Leave the pictures aside and write out exactly every line from the one containing "Extract all readable text from this page." through the last line.

━━━ WORKING DATA

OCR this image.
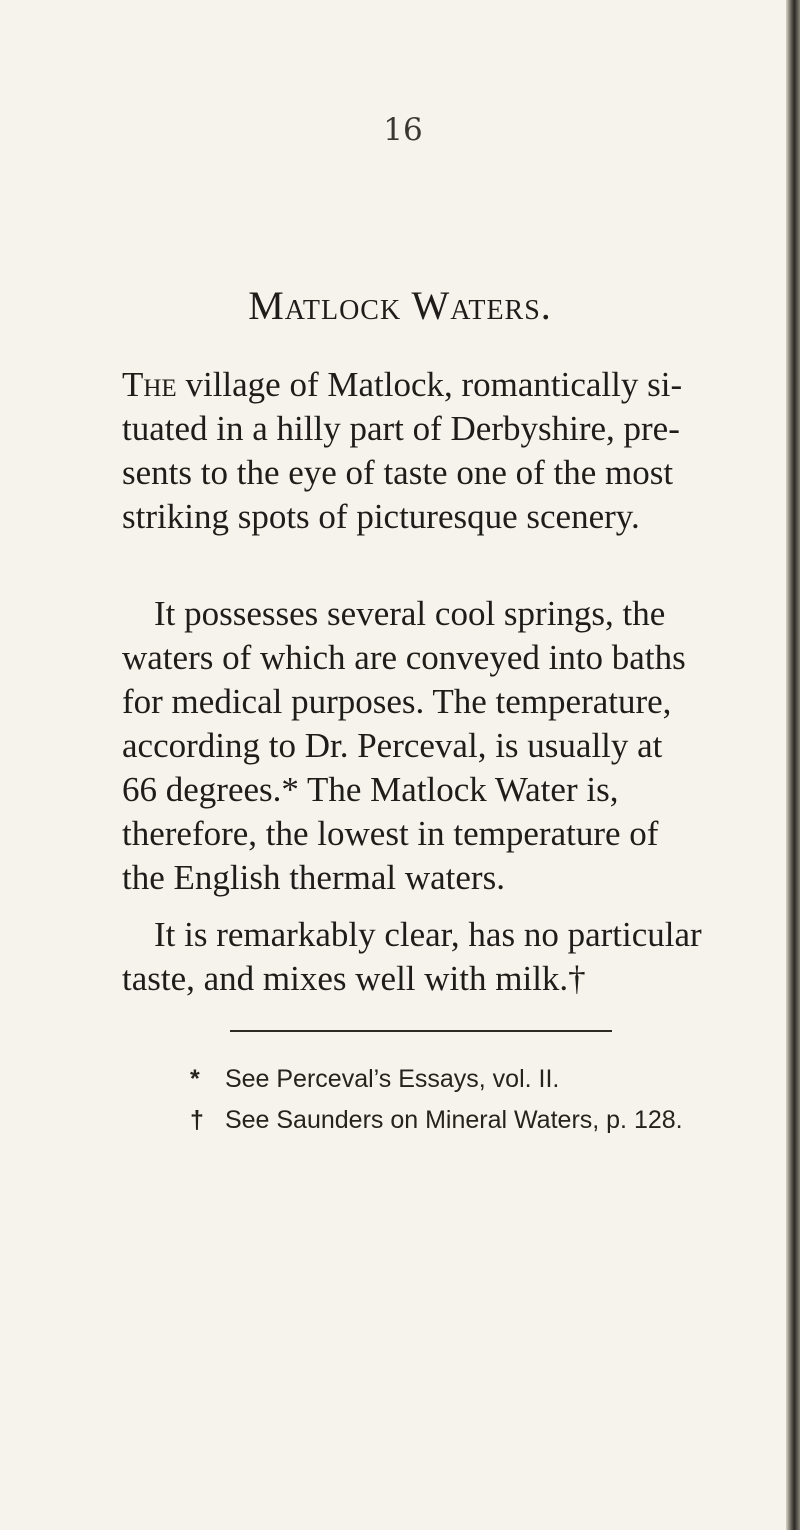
16
Matlock Waters.
The village of Matlock, romantically si-
tuated in a hilly part of Derbyshire, pre-
sents to the eye of taste one of the most
striking spots of picturesque scenery.
It possesses several cool springs, the
waters of which are conveyed into baths
for medical purposes. The temperature,
according to Dr. Perceval, is usually at
66 degrees.* The Matlock Water is,
therefore, the lowest in temperature of
the English thermal waters.
It is remarkably clear, has no particular
taste, and mixes well with milk.†
* See Perceval’s Essays, vol. II.
† See Saunders on Mineral Waters, p. 128.
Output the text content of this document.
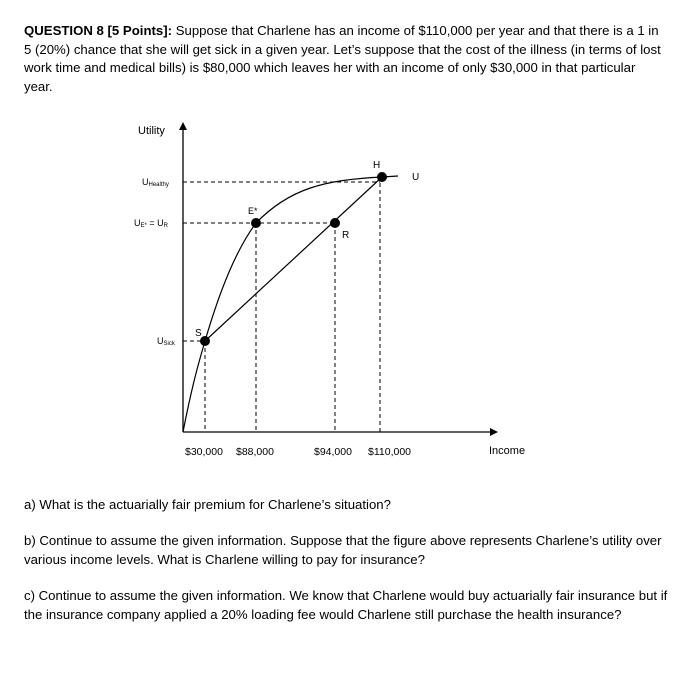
QUESTION 8 [5 Points]: Suppose that Charlene has an income of $110,000 per year and that there is a 1 in 5 (20%) chance that she will get sick in a given year. Let’s suppose that the cost of the illness (in terms of lost work time and medical bills) is $80,000 which leaves her with an income of only $30,000 in that particular year.
S
E*
R
H
U
Utility
Income
UHealthy
UE* = UR
USick
$30,000 $88,000	$94,000 $110,000
a) What is the actuarially fair premium for Charlene’s situation?
b) Continue to assume the given information. Suppose that the figure above represents Charlene’s utility over various income levels. What is Charlene willing to pay for insurance?
c) Continue to assume the given information. We know that Charlene would buy actuarially fair insurance but if the insurance company applied a 20% loading fee would Charlene still purchase the health insurance?
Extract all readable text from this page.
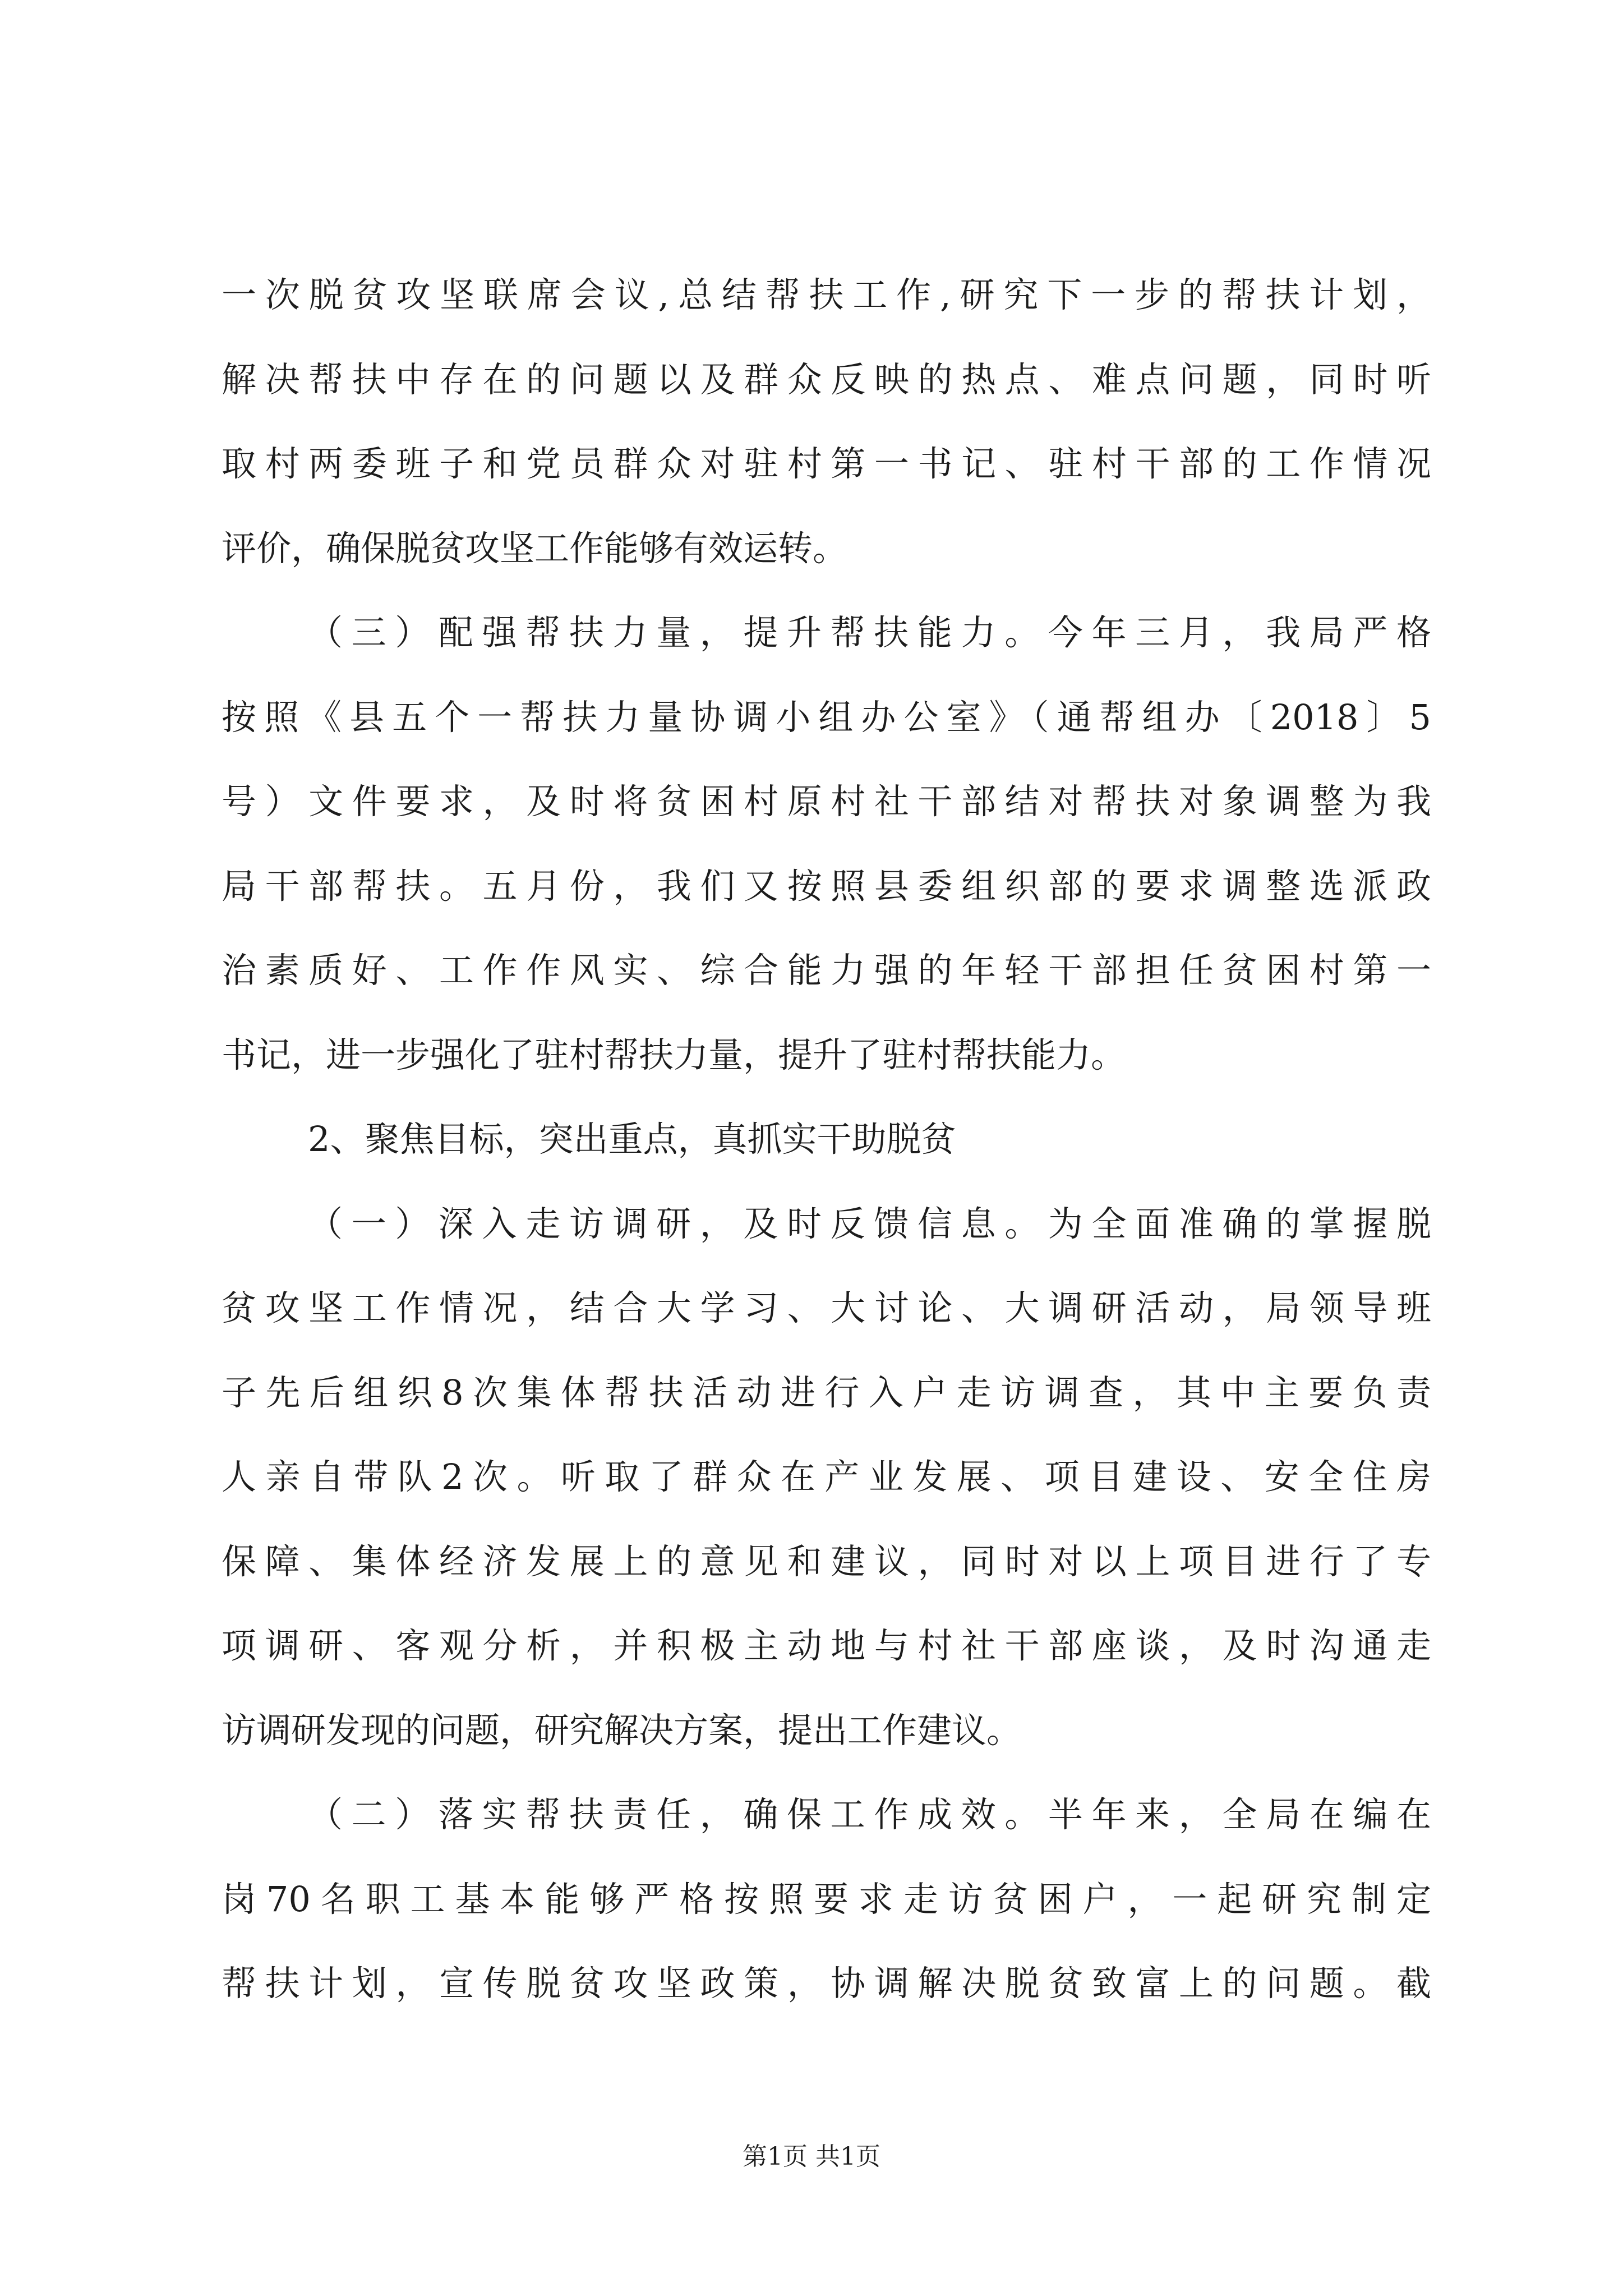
一次脱贫攻坚联席会议,总结帮扶工作,研究下一步的帮扶计划，

解决帮扶中存在的问题以及群众反映的热点、难点问题，同时听

取村两委班子和党员群众对驻村第一书记、驻村干部的工作情况

评价，确保脱贫攻坚工作能够有效运转。

（三）配强帮扶力量，提升帮扶能力。今年三月，我局严格

按照《县五个一帮扶力量协调小组办公室》（通帮组办〔2018〕5

号）文件要求，及时将贫困村原村社干部结对帮扶对象调整为我

局干部帮扶。五月份，我们又按照县委组织部的要求调整选派政

治素质好、工作作风实、综合能力强的年轻干部担任贫困村第一

书记，进一步强化了驻村帮扶力量，提升了驻村帮扶能力。

2、聚焦目标，突出重点，真抓实干助脱贫

（一）深入走访调研，及时反馈信息。为全面准确的掌握脱

贫攻坚工作情况，结合大学习、大讨论、大调研活动，局领导班

子先后组织8次集体帮扶活动进行入户走访调查，其中主要负责

人亲自带队2次。听取了群众在产业发展、项目建设、安全住房

保障、集体经济发展上的意见和建议，同时对以上项目进行了专

项调研、客观分析，并积极主动地与村社干部座谈，及时沟通走

访调研发现的问题，研究解决方案，提出工作建议。

（二）落实帮扶责任，确保工作成效。半年来，全局在编在

岗70名职工基本能够严格按照要求走访贫困户，一起研究制定

帮扶计划，宣传脱贫攻坚政策，协调解决脱贫致富上的问题。截

第1页 共1页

━━━━━━

• _COMPLETED EXERCISE_
Extract all readable text from this page.
一次脱贫攻坚联席会议,总结帮扶工作,研究下一步的帮扶计划，

解决帮扶中存在的问题以及群众反映的热点、难点问题，同时听

取村两委班子和党员群众对驻村第一书记、驻村干部的工作情况

评价，确保脱贫攻坚工作能够有效运转。

（三）配强帮扶力量，提升帮扶能力。今年三月，我局严格

按照《县五个一帮扶力量协调小组办公室》（通帮组办〔2018〕5

号）文件要求，及时将贫困村原村社干部结对帮扶对象调整为我

局干部帮扶。五月份，我们又按照县委组织部的要求调整选派政

治素质好、工作作风实、综合能力强的年轻干部担任贫困村第一

书记，进一步强化了驻村帮扶力量，提升了驻村帮扶能力。

2、聚焦目标，突出重点，真抓实干助脱贫

（一）深入走访调研，及时反馈信息。为全面准确的掌握脱

贫攻坚工作情况，结合大学习、大讨论、大调研活动，局领导班

子先后组织8次集体帮扶活动进行入户走访调查，其中主要负责

人亲自带队2次。听取了群众在产业发展、项目建设、安全住房

保障、集体经济发展上的意见和建议，同时对以上项目进行了专

项调研、客观分析，并积极主动地与村社干部座谈，及时沟通走

访调研发现的问题，研究解决方案，提出工作建议。

（二）落实帮扶责任，确保工作成效。半年来，全局在编在

岗70名职工基本能够严格按照要求走访贫困户，一起研究制定

帮扶计划，宣传脱贫攻坚政策，协调解决脱贫致富上的问题。截

第1页 共1页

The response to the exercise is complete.